* _Exercise requirements_: Leaving out all images, write out the records that follow exactly.
* * * * * * * * *
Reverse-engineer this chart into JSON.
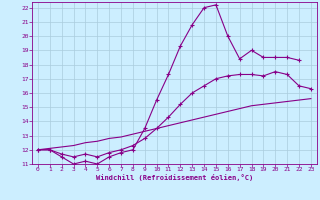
{
  "xlabel": "Windchill (Refroidissement éolien,°C)",
  "bg_color": "#cceeff",
  "grid_color": "#aaccdd",
  "line_color": "#880088",
  "xlim": [
    -0.5,
    23.5
  ],
  "ylim": [
    11,
    22.4
  ],
  "xticks": [
    0,
    1,
    2,
    3,
    4,
    5,
    6,
    7,
    8,
    9,
    10,
    11,
    12,
    13,
    14,
    15,
    16,
    17,
    18,
    19,
    20,
    21,
    22,
    23
  ],
  "yticks": [
    11,
    12,
    13,
    14,
    15,
    16,
    17,
    18,
    19,
    20,
    21,
    22
  ],
  "line1_x": [
    0,
    1,
    2,
    3,
    4,
    5,
    6,
    7,
    8,
    9,
    10,
    11,
    12,
    13,
    14,
    15,
    16,
    17,
    18,
    19,
    20,
    21,
    22
  ],
  "line1_y": [
    12.0,
    12.0,
    11.5,
    11.0,
    11.2,
    11.0,
    11.5,
    11.8,
    12.0,
    13.5,
    15.5,
    17.3,
    19.3,
    20.8,
    22.0,
    22.2,
    20.0,
    18.4,
    19.0,
    18.5,
    18.5,
    18.5,
    18.3
  ],
  "line2_x": [
    0,
    1,
    2,
    3,
    4,
    5,
    6,
    7,
    8,
    9,
    10,
    11,
    12,
    13,
    14,
    15,
    16,
    17,
    18,
    19,
    20,
    21,
    22,
    23
  ],
  "line2_y": [
    12.0,
    12.0,
    11.7,
    11.5,
    11.7,
    11.5,
    11.8,
    12.0,
    12.3,
    12.8,
    13.5,
    14.3,
    15.2,
    16.0,
    16.5,
    17.0,
    17.2,
    17.3,
    17.3,
    17.2,
    17.5,
    17.3,
    16.5,
    16.3
  ],
  "line3_x": [
    0,
    1,
    2,
    3,
    4,
    5,
    6,
    7,
    8,
    9,
    10,
    11,
    12,
    13,
    14,
    15,
    16,
    17,
    18,
    19,
    20,
    21,
    22,
    23
  ],
  "line3_y": [
    12.0,
    12.1,
    12.2,
    12.3,
    12.5,
    12.6,
    12.8,
    12.9,
    13.1,
    13.3,
    13.5,
    13.7,
    13.9,
    14.1,
    14.3,
    14.5,
    14.7,
    14.9,
    15.1,
    15.2,
    15.3,
    15.4,
    15.5,
    15.6
  ]
}
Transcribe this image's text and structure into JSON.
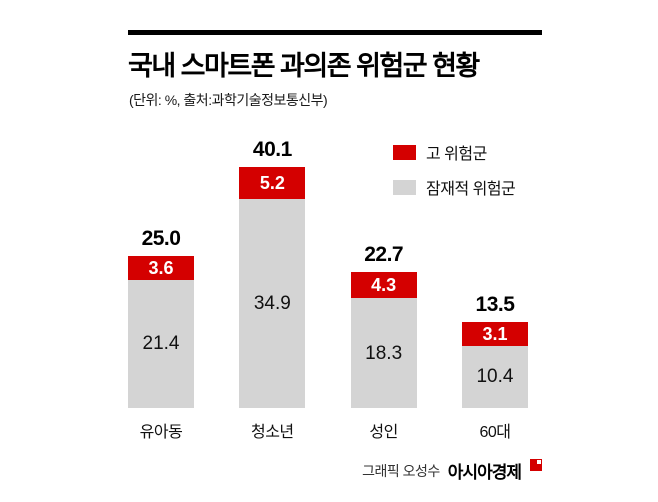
{
  "header": {
    "title": "국내 스마트폰 과의존 위험군 현황",
    "subtitle": "(단위: %, 출처:과학기술정보통신부)"
  },
  "legend": {
    "items": [
      {
        "label": "고 위험군",
        "color": "#d40000"
      },
      {
        "label": "잠재적 위험군",
        "color": "#d4d4d4"
      }
    ]
  },
  "footer": {
    "credit": "그래픽 오성수",
    "brand": "아시아경제"
  },
  "chart_data": {
    "type": "bar",
    "stacked": true,
    "title": "국내 스마트폰 과의존 위험군 현황",
    "unit": "%",
    "categories": [
      "유아동",
      "청소년",
      "성인",
      "60대"
    ],
    "series": [
      {
        "name": "고 위험군",
        "color": "#d40000",
        "values": [
          3.6,
          5.2,
          4.3,
          3.1
        ]
      },
      {
        "name": "잠재적 위험군",
        "color": "#d4d4d4",
        "values": [
          21.4,
          34.9,
          18.3,
          10.4
        ]
      }
    ],
    "totals": [
      25.0,
      40.1,
      22.7,
      13.5
    ],
    "ylim": [
      0,
      42
    ],
    "legend_position": "top-right",
    "grid": false
  }
}
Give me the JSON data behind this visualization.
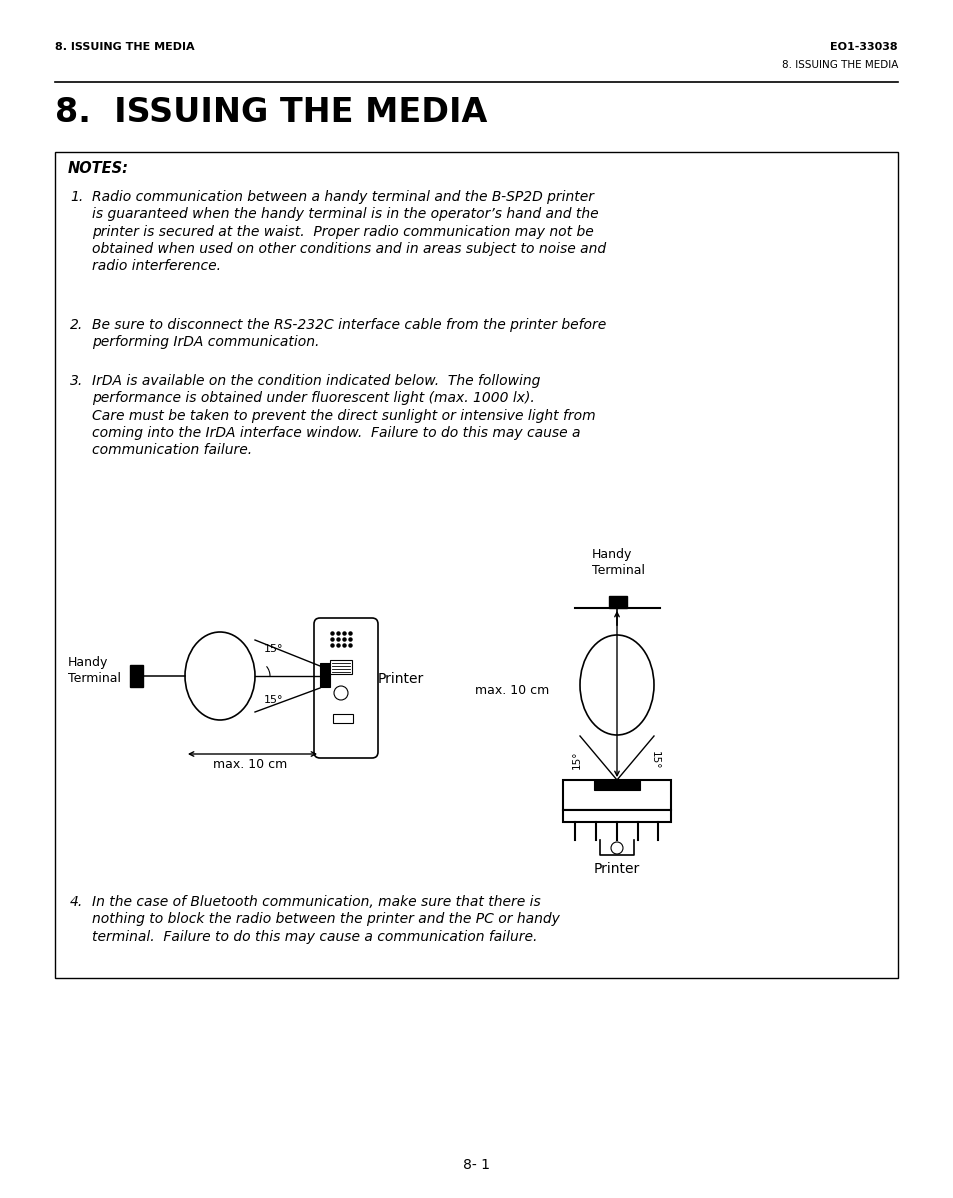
{
  "page_title": "8.  ISSUING THE MEDIA",
  "header_left": "8. ISSUING THE MEDIA",
  "header_right": "EO1-33038",
  "subheader_right": "8. ISSUING THE MEDIA",
  "footer": "8- 1",
  "bg_color": "#ffffff"
}
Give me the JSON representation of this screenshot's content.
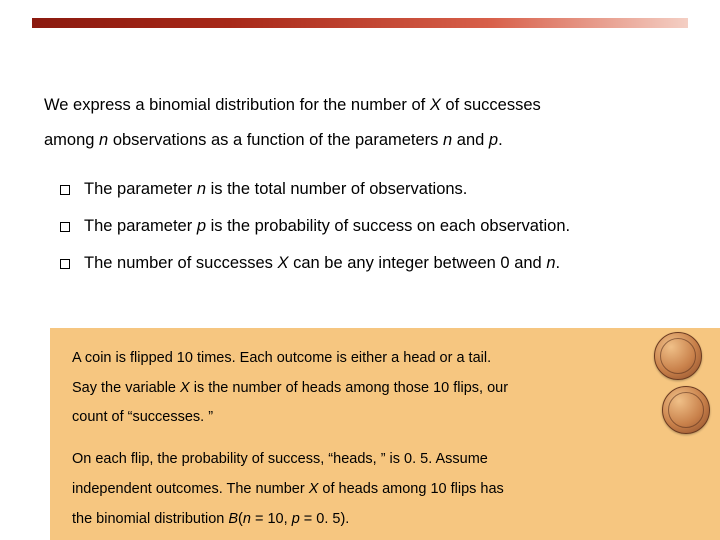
{
  "colors": {
    "bar_gradient_from": "#8b1a0f",
    "bar_gradient_to": "#f4cfc4",
    "example_bg": "#f6c680",
    "text": "#000000",
    "coin_light": "#f0c088",
    "coin_dark": "#8a4a28"
  },
  "intro": {
    "line1_a": "We express a binomial distribution for the number of ",
    "line1_X": "X",
    "line1_b": " of successes",
    "line2_a": "among ",
    "line2_n": "n",
    "line2_b": " observations as a function of the parameters ",
    "line2_n2": "n",
    "line2_c": " and ",
    "line2_p": "p",
    "line2_d": "."
  },
  "bullets": {
    "b1_a": "The parameter ",
    "b1_n": "n",
    "b1_b": " is the total number of observations.",
    "b2_a": "The parameter ",
    "b2_p": "p",
    "b2_b": " is the probability of success on each observation.",
    "b3_a": "The number of successes ",
    "b3_X": "X",
    "b3_b": " can be any integer between 0 and ",
    "b3_n": "n",
    "b3_c": "."
  },
  "example": {
    "p1_a": "A coin is flipped 10 times. Each outcome is either a head or a tail.",
    "p1_b_a": "Say the variable ",
    "p1_b_X": "X",
    "p1_b_b": " is the number of heads among those 10 flips, our",
    "p1_c": "count of “successes. ”",
    "p2_a": "On each flip, the probability of success, “heads, ” is 0. 5. Assume",
    "p2_b_a": "independent outcomes.  The number ",
    "p2_b_X": "X",
    "p2_b_b": " of heads among 10 flips has",
    "p2_c_a": "the binomial distribution ",
    "p2_c_B": "B",
    "p2_c_b": "(",
    "p2_c_n": "n",
    "p2_c_c": " = 10, ",
    "p2_c_p": "p",
    "p2_c_d": " = 0. 5)."
  }
}
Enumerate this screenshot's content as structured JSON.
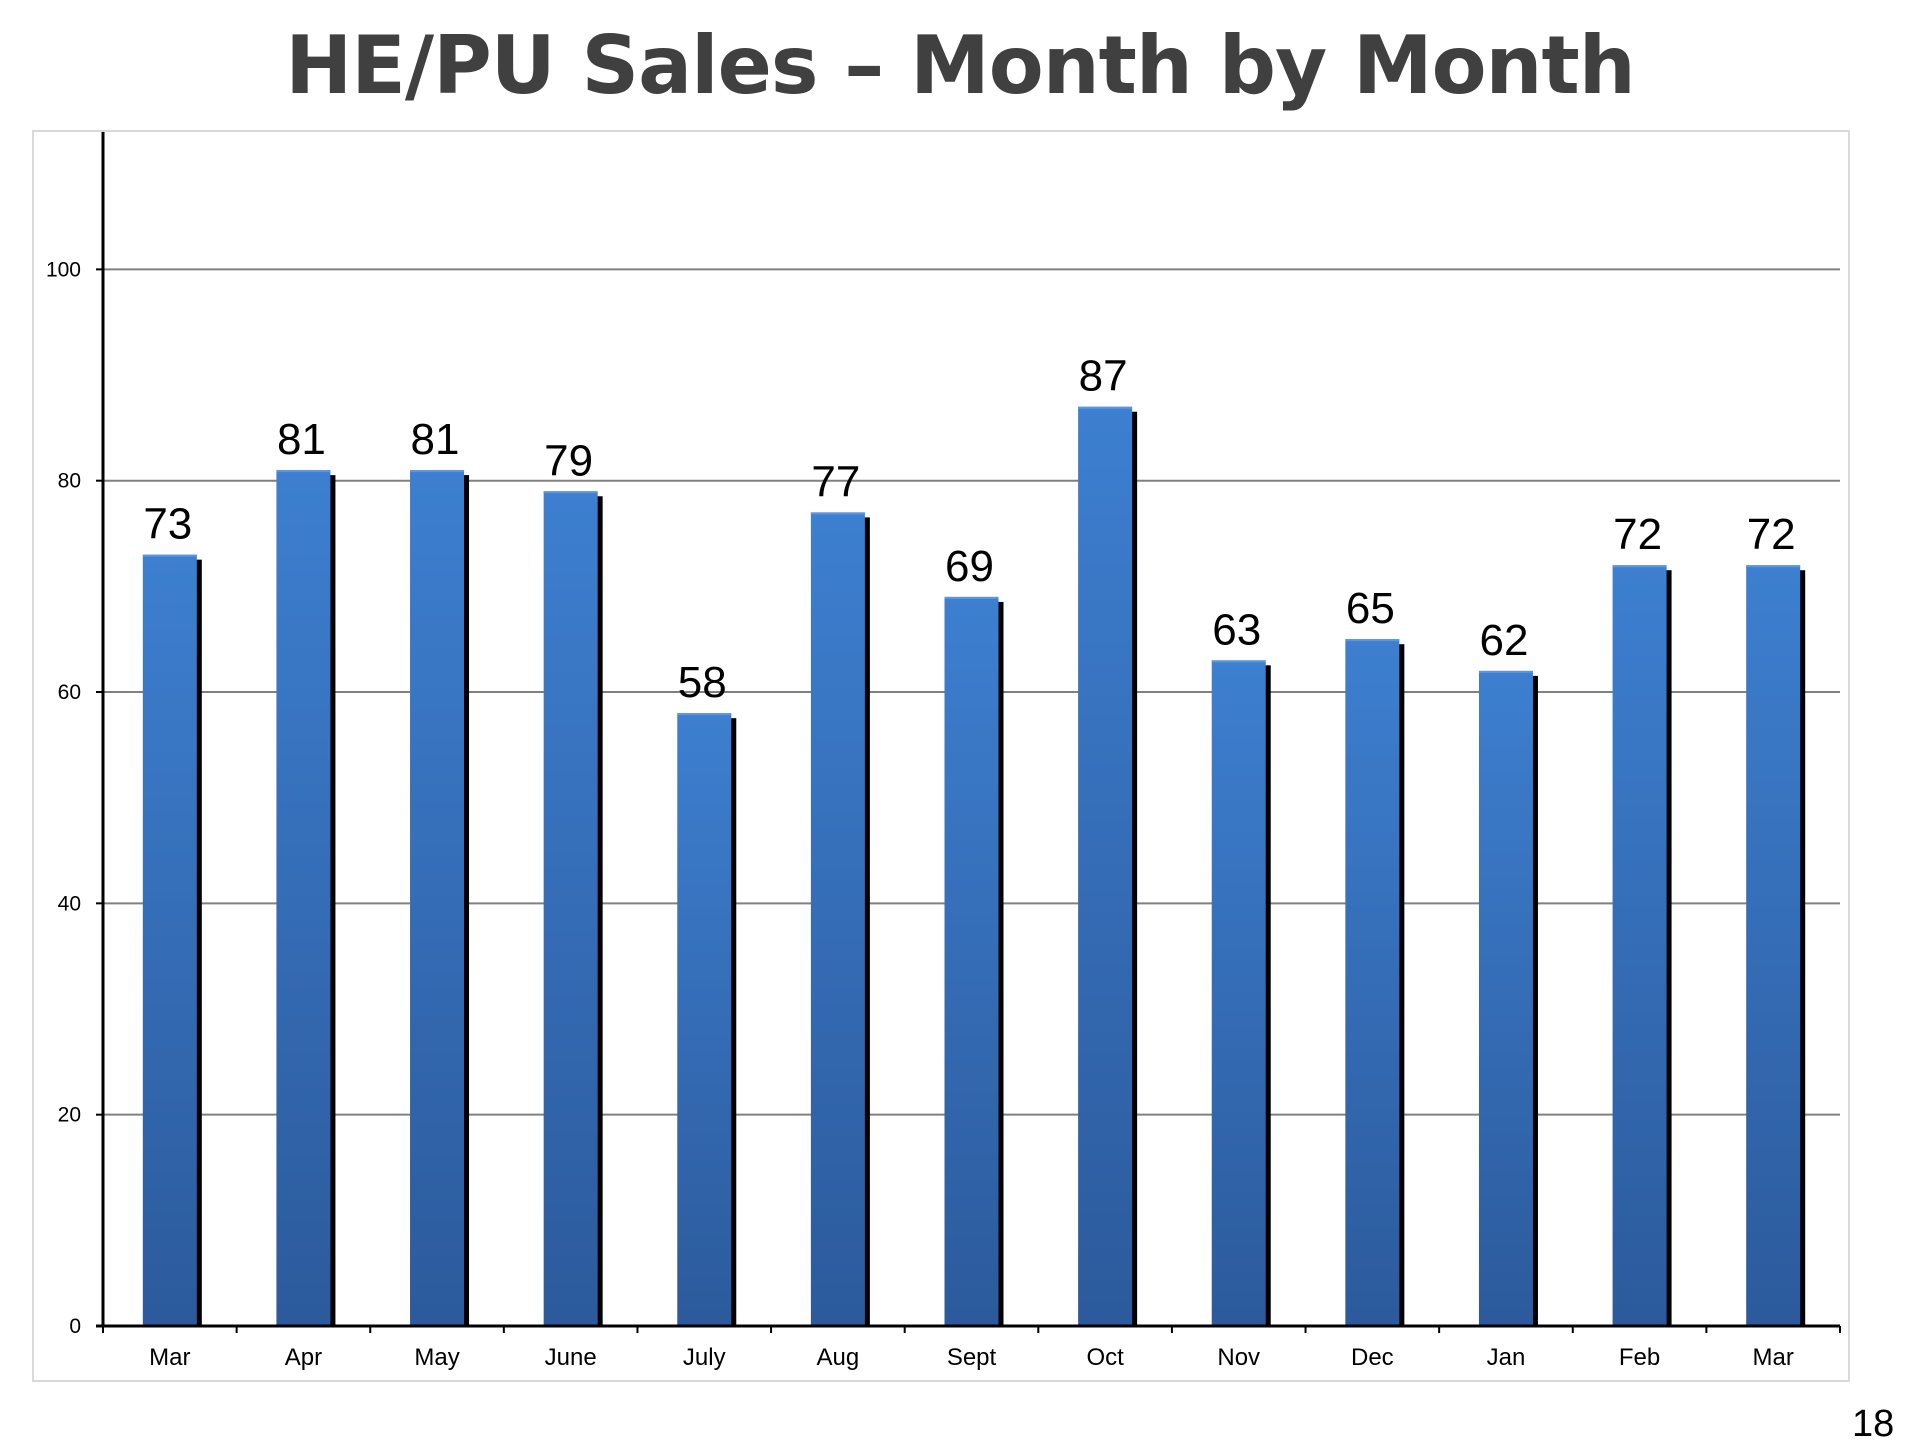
{
  "slide": {
    "title": "HE/PU Sales – Month by Month",
    "page_number": "18"
  },
  "colors": {
    "bar_top": "#3d7fd0",
    "bar_bottom": "#2c5a9c",
    "bar_shadow": "#000000",
    "gridline": "#808080",
    "axis": "#000000",
    "frame": "#d9d9d9"
  },
  "chart_data": {
    "type": "bar",
    "title": "",
    "xlabel": "",
    "ylabel": "",
    "categories": [
      "Mar",
      "Apr",
      "May",
      "June",
      "July",
      "Aug",
      "Sept",
      "Oct",
      "Nov",
      "Dec",
      "Jan",
      "Feb",
      "Mar"
    ],
    "values": [
      73,
      81,
      81,
      79,
      58,
      77,
      69,
      87,
      63,
      65,
      62,
      72,
      72
    ],
    "data_labels": [
      "73",
      "81",
      "81",
      "79",
      "58",
      "77",
      "69",
      "87",
      "63",
      "65",
      "62",
      "72",
      "72"
    ],
    "ylim": [
      0,
      113
    ],
    "yticks": [
      0,
      20,
      40,
      60,
      80,
      100
    ],
    "ytick_labels": [
      "0",
      "20",
      "40",
      "60",
      "80",
      "100"
    ],
    "grid": true,
    "legend": "none"
  }
}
* * * * * * * * *
* _Full response_:
Reverse-engineer this chart into JSON.
{
  "xlabel": "Windchill (Refroidissement éolien,°C)",
  "bg_color": "#cceeff",
  "grid_color": "#aaccdd",
  "line_color": "#880088",
  "xlim": [
    -0.5,
    23.5
  ],
  "ylim": [
    11,
    22.4
  ],
  "xticks": [
    0,
    1,
    2,
    3,
    4,
    5,
    6,
    7,
    8,
    9,
    10,
    11,
    12,
    13,
    14,
    15,
    16,
    17,
    18,
    19,
    20,
    21,
    22,
    23
  ],
  "yticks": [
    11,
    12,
    13,
    14,
    15,
    16,
    17,
    18,
    19,
    20,
    21,
    22
  ],
  "line1_x": [
    0,
    1,
    2,
    3,
    4,
    5,
    6,
    7,
    8,
    9,
    10,
    11,
    12,
    13,
    14,
    15,
    16,
    17,
    18,
    19,
    20,
    21,
    22
  ],
  "line1_y": [
    12.0,
    12.0,
    11.5,
    11.0,
    11.2,
    11.0,
    11.5,
    11.8,
    12.0,
    13.5,
    15.5,
    17.3,
    19.3,
    20.8,
    22.0,
    22.2,
    20.0,
    18.4,
    19.0,
    18.5,
    18.5,
    18.5,
    18.3
  ],
  "line2_x": [
    0,
    1,
    2,
    3,
    4,
    5,
    6,
    7,
    8,
    9,
    10,
    11,
    12,
    13,
    14,
    15,
    16,
    17,
    18,
    19,
    20,
    21,
    22,
    23
  ],
  "line2_y": [
    12.0,
    12.0,
    11.7,
    11.5,
    11.7,
    11.5,
    11.8,
    12.0,
    12.3,
    12.8,
    13.5,
    14.3,
    15.2,
    16.0,
    16.5,
    17.0,
    17.2,
    17.3,
    17.3,
    17.2,
    17.5,
    17.3,
    16.5,
    16.3
  ],
  "line3_x": [
    0,
    1,
    2,
    3,
    4,
    5,
    6,
    7,
    8,
    9,
    10,
    11,
    12,
    13,
    14,
    15,
    16,
    17,
    18,
    19,
    20,
    21,
    22,
    23
  ],
  "line3_y": [
    12.0,
    12.1,
    12.2,
    12.3,
    12.5,
    12.6,
    12.8,
    12.9,
    13.1,
    13.3,
    13.5,
    13.7,
    13.9,
    14.1,
    14.3,
    14.5,
    14.7,
    14.9,
    15.1,
    15.2,
    15.3,
    15.4,
    15.5,
    15.6
  ]
}
Transcribe this image's text and structure into JSON.
{
  "header": {
    "title": "국내 스마트폰 과의존 위험군 현황",
    "subtitle": "(단위: %, 출처:과학기술정보통신부)"
  },
  "legend": {
    "items": [
      {
        "label": "고 위험군",
        "color": "#d40000"
      },
      {
        "label": "잠재적 위험군",
        "color": "#d4d4d4"
      }
    ]
  },
  "footer": {
    "credit": "그래픽 오성수",
    "brand": "아시아경제"
  },
  "chart_data": {
    "type": "bar",
    "stacked": true,
    "title": "국내 스마트폰 과의존 위험군 현황",
    "unit": "%",
    "categories": [
      "유아동",
      "청소년",
      "성인",
      "60대"
    ],
    "series": [
      {
        "name": "고 위험군",
        "color": "#d40000",
        "values": [
          3.6,
          5.2,
          4.3,
          3.1
        ]
      },
      {
        "name": "잠재적 위험군",
        "color": "#d4d4d4",
        "values": [
          21.4,
          34.9,
          18.3,
          10.4
        ]
      }
    ],
    "totals": [
      25.0,
      40.1,
      22.7,
      13.5
    ],
    "ylim": [
      0,
      42
    ],
    "legend_position": "top-right",
    "grid": false
  }
}
Give me the JSON data behind this visualization.
{
  "page_title": "8.  ISSUING THE MEDIA",
  "header_left": "8. ISSUING THE MEDIA",
  "header_right": "EO1-33038",
  "subheader_right": "8. ISSUING THE MEDIA",
  "footer": "8- 1",
  "bg_color": "#ffffff"
}
Give me the JSON representation of this screenshot's content.
{
  "colors": {
    "bar_gradient_from": "#8b1a0f",
    "bar_gradient_to": "#f4cfc4",
    "example_bg": "#f6c680",
    "text": "#000000",
    "coin_light": "#f0c088",
    "coin_dark": "#8a4a28"
  },
  "intro": {
    "line1_a": "We express a binomial distribution for the number of ",
    "line1_X": "X",
    "line1_b": " of successes",
    "line2_a": "among ",
    "line2_n": "n",
    "line2_b": " observations as a function of the parameters ",
    "line2_n2": "n",
    "line2_c": " and ",
    "line2_p": "p",
    "line2_d": "."
  },
  "bullets": {
    "b1_a": "The parameter ",
    "b1_n": "n",
    "b1_b": " is the total number of observations.",
    "b2_a": "The parameter ",
    "b2_p": "p",
    "b2_b": " is the probability of success on each observation.",
    "b3_a": "The number of successes ",
    "b3_X": "X",
    "b3_b": " can be any integer between 0 and ",
    "b3_n": "n",
    "b3_c": "."
  },
  "example": {
    "p1_a": "A coin is flipped 10 times. Each outcome is either a head or a tail.",
    "p1_b_a": "Say the variable ",
    "p1_b_X": "X",
    "p1_b_b": " is the number of heads among those 10 flips, our",
    "p1_c": "count of “successes. ”",
    "p2_a": "On each flip, the probability of success, “heads, ” is 0. 5. Assume",
    "p2_b_a": "independent outcomes.  The number ",
    "p2_b_X": "X",
    "p2_b_b": " of heads among 10 flips has",
    "p2_c_a": "the binomial distribution ",
    "p2_c_B": "B",
    "p2_c_b": "(",
    "p2_c_n": "n",
    "p2_c_c": " = 10, ",
    "p2_c_p": "p",
    "p2_c_d": " = 0. 5)."
  }
}
Enumerate this screenshot's content as structured JSON.
{
  "slide": {
    "title": "HE/PU Sales – Month by Month",
    "page_number": "18"
  },
  "colors": {
    "bar_top": "#3d7fd0",
    "bar_bottom": "#2c5a9c",
    "bar_shadow": "#000000",
    "gridline": "#808080",
    "axis": "#000000",
    "frame": "#d9d9d9"
  },
  "chart_data": {
    "type": "bar",
    "title": "",
    "xlabel": "",
    "ylabel": "",
    "categories": [
      "Mar",
      "Apr",
      "May",
      "June",
      "July",
      "Aug",
      "Sept",
      "Oct",
      "Nov",
      "Dec",
      "Jan",
      "Feb",
      "Mar"
    ],
    "values": [
      73,
      81,
      81,
      79,
      58,
      77,
      69,
      87,
      63,
      65,
      62,
      72,
      72
    ],
    "data_labels": [
      "73",
      "81",
      "81",
      "79",
      "58",
      "77",
      "69",
      "87",
      "63",
      "65",
      "62",
      "72",
      "72"
    ],
    "ylim": [
      0,
      113
    ],
    "yticks": [
      0,
      20,
      40,
      60,
      80,
      100
    ],
    "ytick_labels": [
      "0",
      "20",
      "40",
      "60",
      "80",
      "100"
    ],
    "grid": true,
    "legend": "none"
  }
}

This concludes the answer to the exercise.